**TASK PROMPT**
Below are entries. Pull out all lines containing "terminal".

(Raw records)
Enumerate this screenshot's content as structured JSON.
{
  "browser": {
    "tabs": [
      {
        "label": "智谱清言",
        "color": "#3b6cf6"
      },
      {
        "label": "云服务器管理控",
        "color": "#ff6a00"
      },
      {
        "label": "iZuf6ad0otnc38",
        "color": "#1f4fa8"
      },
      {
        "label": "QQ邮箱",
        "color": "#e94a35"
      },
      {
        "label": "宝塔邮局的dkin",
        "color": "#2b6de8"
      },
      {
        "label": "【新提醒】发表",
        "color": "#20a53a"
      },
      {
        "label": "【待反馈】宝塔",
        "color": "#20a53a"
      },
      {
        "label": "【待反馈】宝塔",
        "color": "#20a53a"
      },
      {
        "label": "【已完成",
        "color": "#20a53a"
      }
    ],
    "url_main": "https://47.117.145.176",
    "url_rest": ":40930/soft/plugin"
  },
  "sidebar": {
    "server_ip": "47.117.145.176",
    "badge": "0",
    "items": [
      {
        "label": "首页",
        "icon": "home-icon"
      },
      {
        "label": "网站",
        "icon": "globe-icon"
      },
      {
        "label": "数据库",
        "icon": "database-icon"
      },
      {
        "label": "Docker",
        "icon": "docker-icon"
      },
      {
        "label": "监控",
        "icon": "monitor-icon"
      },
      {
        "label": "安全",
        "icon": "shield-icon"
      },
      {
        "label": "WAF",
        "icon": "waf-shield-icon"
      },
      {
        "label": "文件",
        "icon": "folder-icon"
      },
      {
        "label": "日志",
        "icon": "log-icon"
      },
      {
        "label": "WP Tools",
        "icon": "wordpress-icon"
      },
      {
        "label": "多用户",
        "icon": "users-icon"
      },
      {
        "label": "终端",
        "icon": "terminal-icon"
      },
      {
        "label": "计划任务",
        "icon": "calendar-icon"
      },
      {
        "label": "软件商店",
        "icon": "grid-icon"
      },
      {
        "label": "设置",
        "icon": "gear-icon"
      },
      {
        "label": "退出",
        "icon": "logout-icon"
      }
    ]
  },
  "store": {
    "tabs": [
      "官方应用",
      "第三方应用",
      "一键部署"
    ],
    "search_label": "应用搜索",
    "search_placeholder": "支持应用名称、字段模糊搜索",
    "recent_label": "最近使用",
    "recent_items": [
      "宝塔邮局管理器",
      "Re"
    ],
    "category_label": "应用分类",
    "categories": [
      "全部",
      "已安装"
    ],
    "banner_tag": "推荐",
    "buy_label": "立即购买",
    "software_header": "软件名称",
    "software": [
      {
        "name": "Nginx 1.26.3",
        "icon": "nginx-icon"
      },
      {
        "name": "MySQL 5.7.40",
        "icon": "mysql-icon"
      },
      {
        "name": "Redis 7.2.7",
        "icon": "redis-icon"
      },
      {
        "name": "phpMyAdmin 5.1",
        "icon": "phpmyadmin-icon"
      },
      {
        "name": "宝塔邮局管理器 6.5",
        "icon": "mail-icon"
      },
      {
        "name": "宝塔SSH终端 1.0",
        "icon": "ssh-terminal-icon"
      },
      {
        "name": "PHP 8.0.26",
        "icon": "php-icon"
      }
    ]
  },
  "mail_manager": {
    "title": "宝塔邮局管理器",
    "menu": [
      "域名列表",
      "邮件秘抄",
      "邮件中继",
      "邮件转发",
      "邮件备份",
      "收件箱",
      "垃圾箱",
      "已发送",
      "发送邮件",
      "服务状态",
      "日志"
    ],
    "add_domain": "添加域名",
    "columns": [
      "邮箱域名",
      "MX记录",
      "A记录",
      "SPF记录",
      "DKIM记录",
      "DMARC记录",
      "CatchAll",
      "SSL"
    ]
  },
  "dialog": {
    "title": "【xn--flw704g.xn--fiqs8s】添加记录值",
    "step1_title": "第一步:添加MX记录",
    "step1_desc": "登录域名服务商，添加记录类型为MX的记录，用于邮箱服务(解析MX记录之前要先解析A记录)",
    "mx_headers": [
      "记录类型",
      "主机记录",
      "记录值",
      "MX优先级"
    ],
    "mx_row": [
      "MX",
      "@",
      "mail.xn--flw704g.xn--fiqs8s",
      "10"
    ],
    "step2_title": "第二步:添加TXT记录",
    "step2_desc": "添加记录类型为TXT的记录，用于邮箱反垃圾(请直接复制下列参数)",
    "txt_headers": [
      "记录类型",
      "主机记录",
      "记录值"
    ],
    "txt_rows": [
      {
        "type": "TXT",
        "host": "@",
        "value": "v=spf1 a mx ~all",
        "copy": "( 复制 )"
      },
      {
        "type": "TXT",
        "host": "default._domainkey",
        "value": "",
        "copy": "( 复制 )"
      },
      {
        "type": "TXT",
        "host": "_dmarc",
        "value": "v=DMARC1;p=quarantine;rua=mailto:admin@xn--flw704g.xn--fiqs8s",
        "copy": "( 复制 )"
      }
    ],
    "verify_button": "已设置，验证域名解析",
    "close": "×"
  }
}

**WRITTEN SOLUTION**
        "icon": "terminal-icon"
        "icon": "ssh-terminal-icon"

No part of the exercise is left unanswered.